▶ [Supplied data]:
►

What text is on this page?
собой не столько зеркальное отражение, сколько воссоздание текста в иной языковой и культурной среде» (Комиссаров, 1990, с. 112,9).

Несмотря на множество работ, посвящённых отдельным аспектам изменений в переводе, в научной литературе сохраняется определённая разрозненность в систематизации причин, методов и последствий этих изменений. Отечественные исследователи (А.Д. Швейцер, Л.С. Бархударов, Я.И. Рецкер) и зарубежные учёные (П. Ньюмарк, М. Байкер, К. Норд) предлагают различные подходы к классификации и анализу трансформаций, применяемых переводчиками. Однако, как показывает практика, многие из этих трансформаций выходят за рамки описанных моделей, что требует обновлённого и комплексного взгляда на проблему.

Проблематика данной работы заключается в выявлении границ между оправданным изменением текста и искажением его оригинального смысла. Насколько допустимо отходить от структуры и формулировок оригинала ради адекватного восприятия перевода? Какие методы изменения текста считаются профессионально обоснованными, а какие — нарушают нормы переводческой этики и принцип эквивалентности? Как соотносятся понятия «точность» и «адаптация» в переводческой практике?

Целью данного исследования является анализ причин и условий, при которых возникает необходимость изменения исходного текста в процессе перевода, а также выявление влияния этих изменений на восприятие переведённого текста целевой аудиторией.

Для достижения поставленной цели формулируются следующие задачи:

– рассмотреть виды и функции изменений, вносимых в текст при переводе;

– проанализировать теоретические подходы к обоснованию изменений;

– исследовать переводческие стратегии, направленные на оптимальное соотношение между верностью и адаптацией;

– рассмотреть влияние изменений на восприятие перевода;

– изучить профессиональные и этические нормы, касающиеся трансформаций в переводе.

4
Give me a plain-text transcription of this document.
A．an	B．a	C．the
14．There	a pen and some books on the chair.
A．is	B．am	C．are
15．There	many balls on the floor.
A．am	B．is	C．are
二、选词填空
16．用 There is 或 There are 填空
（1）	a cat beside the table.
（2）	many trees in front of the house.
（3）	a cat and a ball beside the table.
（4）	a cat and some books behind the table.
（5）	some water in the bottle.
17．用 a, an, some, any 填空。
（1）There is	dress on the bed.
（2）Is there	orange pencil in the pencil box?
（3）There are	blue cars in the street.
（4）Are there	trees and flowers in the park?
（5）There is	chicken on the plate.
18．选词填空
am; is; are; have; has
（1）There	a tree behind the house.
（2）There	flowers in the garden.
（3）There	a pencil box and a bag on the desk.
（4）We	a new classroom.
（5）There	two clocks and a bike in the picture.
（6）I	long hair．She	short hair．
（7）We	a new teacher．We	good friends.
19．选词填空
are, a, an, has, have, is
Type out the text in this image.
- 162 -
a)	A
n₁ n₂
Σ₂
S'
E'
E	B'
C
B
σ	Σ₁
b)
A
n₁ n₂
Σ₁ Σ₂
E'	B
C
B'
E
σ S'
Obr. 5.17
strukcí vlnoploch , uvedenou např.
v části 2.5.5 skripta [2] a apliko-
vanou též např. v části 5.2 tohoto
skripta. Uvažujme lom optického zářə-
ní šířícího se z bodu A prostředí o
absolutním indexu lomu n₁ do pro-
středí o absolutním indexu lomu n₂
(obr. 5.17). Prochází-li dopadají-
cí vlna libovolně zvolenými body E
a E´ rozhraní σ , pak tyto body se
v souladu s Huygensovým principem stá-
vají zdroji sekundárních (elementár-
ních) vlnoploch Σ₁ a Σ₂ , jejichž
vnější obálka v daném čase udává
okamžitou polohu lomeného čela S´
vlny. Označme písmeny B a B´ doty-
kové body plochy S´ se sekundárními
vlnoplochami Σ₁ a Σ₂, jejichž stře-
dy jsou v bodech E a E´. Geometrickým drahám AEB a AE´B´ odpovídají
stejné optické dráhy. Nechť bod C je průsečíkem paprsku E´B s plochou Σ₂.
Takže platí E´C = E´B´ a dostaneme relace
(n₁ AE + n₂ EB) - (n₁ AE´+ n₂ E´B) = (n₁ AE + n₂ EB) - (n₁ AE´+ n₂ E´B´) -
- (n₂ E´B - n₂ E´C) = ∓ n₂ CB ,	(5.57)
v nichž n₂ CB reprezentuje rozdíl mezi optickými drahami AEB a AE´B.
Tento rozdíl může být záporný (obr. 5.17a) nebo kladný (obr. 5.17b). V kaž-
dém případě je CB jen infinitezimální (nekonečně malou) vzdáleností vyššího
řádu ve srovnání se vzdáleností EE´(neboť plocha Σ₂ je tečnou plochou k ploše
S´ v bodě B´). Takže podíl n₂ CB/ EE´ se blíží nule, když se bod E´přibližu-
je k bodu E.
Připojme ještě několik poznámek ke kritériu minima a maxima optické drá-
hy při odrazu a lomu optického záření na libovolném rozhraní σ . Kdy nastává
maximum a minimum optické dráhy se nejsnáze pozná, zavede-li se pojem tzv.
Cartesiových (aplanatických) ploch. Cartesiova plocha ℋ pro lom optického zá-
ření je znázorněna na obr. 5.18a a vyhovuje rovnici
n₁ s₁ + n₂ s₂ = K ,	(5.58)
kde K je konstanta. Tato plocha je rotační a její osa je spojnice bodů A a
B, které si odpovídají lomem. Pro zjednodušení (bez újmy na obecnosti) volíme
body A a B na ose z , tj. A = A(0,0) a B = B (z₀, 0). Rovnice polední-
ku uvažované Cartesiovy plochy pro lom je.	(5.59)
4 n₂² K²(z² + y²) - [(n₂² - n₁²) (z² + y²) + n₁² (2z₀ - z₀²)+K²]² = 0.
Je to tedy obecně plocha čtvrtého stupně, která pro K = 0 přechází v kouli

◄

▶ [Work to complete]: Output every entry shown above, exactly.

▶ [Answer below]:
What text is on this page?
собой не столько зеркальное отражение, сколько воссоздание текста в иной языковой и культурной среде» (Комиссаров, 1990, с. 112,9).

Несмотря на множество работ, посвящённых отдельным аспектам изменений в переводе, в научной литературе сохраняется определённая разрозненность в систематизации причин, методов и последствий этих изменений. Отечественные исследователи (А.Д. Швейцер, Л.С. Бархударов, Я.И. Рецкер) и зарубежные учёные (П. Ньюмарк, М. Байкер, К. Норд) предлагают различные подходы к классификации и анализу трансформаций, применяемых переводчиками. Однако, как показывает практика, многие из этих трансформаций выходят за рамки описанных моделей, что требует обновлённого и комплексного взгляда на проблему.

Проблематика данной работы заключается в выявлении границ между оправданным изменением текста и искажением его оригинального смысла. Насколько допустимо отходить от структуры и формулировок оригинала ради адекватного восприятия перевода? Какие методы изменения текста считаются профессионально обоснованными, а какие — нарушают нормы переводческой этики и принцип эквивалентности? Как соотносятся понятия «точность» и «адаптация» в переводческой практике?

Целью данного исследования является анализ причин и условий, при которых возникает необходимость изменения исходного текста в процессе перевода, а также выявление влияния этих изменений на восприятие переведённого текста целевой аудиторией.

Для достижения поставленной цели формулируются следующие задачи:

– рассмотреть виды и функции изменений, вносимых в текст при переводе;

– проанализировать теоретические подходы к обоснованию изменений;

– исследовать переводческие стратегии, направленные на оптимальное соотношение между верностью и адаптацией;

– рассмотреть влияние изменений на восприятие перевода;

– изучить профессиональные и этические нормы, касающиеся трансформаций в переводе.

4
Give me a plain-text transcription of this document.
A．an	B．a	C．the
14．There	a pen and some books on the chair.
A．is	B．am	C．are
15．There	many balls on the floor.
A．am	B．is	C．are
二、选词填空
16．用 There is 或 There are 填空
（1）	a cat beside the table.
（2）	many trees in front of the house.
（3）	a cat and a ball beside the table.
（4）	a cat and some books behind the table.
（5）	some water in the bottle.
17．用 a, an, some, any 填空。
（1）There is	dress on the bed.
（2）Is there	orange pencil in the pencil box?
（3）There are	blue cars in the street.
（4）Are there	trees and flowers in the park?
（5）There is	chicken on the plate.
18．选词填空
am; is; are; have; has
（1）There	a tree behind the house.
（2）There	flowers in the garden.
（3）There	a pencil box and a bag on the desk.
（4）We	a new classroom.
（5）There	two clocks and a bike in the picture.
（6）I	long hair．She	short hair．
（7）We	a new teacher．We	good friends.
19．选词填空
are, a, an, has, have, is
Type out the text in this image.
- 162 -
a)	A
n₁ n₂
Σ₂
S'
E'
E	B'
C
B
σ	Σ₁
b)
A
n₁ n₂
Σ₁ Σ₂
E'	B
C
B'
E
σ S'
Obr. 5.17
strukcí vlnoploch , uvedenou např.
v části 2.5.5 skripta [2] a apliko-
vanou též např. v části 5.2 tohoto
skripta. Uvažujme lom optického zářə-
ní šířícího se z bodu A prostředí o
absolutním indexu lomu n₁ do pro-
středí o absolutním indexu lomu n₂
(obr. 5.17). Prochází-li dopadají-
cí vlna libovolně zvolenými body E
a E´ rozhraní σ , pak tyto body se
v souladu s Huygensovým principem stá-
vají zdroji sekundárních (elementár-
ních) vlnoploch Σ₁ a Σ₂ , jejichž
vnější obálka v daném čase udává
okamžitou polohu lomeného čela S´
vlny. Označme písmeny B a B´ doty-
kové body plochy S´ se sekundárními
vlnoplochami Σ₁ a Σ₂, jejichž stře-
dy jsou v bodech E a E´. Geometrickým drahám AEB a AE´B´ odpovídají
stejné optické dráhy. Nechť bod C je průsečíkem paprsku E´B s plochou Σ₂.
Takže platí E´C = E´B´ a dostaneme relace
(n₁ AE + n₂ EB) - (n₁ AE´+ n₂ E´B) = (n₁ AE + n₂ EB) - (n₁ AE´+ n₂ E´B´) -
- (n₂ E´B - n₂ E´C) = ∓ n₂ CB ,	(5.57)
v nichž n₂ CB reprezentuje rozdíl mezi optickými drahami AEB a AE´B.
Tento rozdíl může být záporný (obr. 5.17a) nebo kladný (obr. 5.17b). V kaž-
dém případě je CB jen infinitezimální (nekonečně malou) vzdáleností vyššího
řádu ve srovnání se vzdáleností EE´(neboť plocha Σ₂ je tečnou plochou k ploše
S´ v bodě B´). Takže podíl n₂ CB/ EE´ se blíží nule, když se bod E´přibližu-
je k bodu E.
Připojme ještě několik poznámek ke kritériu minima a maxima optické drá-
hy při odrazu a lomu optického záření na libovolném rozhraní σ . Kdy nastává
maximum a minimum optické dráhy se nejsnáze pozná, zavede-li se pojem tzv.
Cartesiových (aplanatických) ploch. Cartesiova plocha ℋ pro lom optického zá-
ření je znázorněna na obr. 5.18a a vyhovuje rovnici
n₁ s₁ + n₂ s₂ = K ,	(5.58)
kde K je konstanta. Tato plocha je rotační a její osa je spojnice bodů A a
B, které si odpovídají lomem. Pro zjednodušení (bez újmy na obecnosti) volíme
body A a B na ose z , tj. A = A(0,0) a B = B (z₀, 0). Rovnice polední-
ku uvažované Cartesiovy plochy pro lom je.	(5.59)
4 n₂² K²(z² + y²) - [(n₂² - n₁²) (z² + y²) + n₁² (2z₀ - z₀²)+K²]² = 0.
Je to tedy obecně plocha čtvrtého stupně, která pro K = 0 přechází v kouli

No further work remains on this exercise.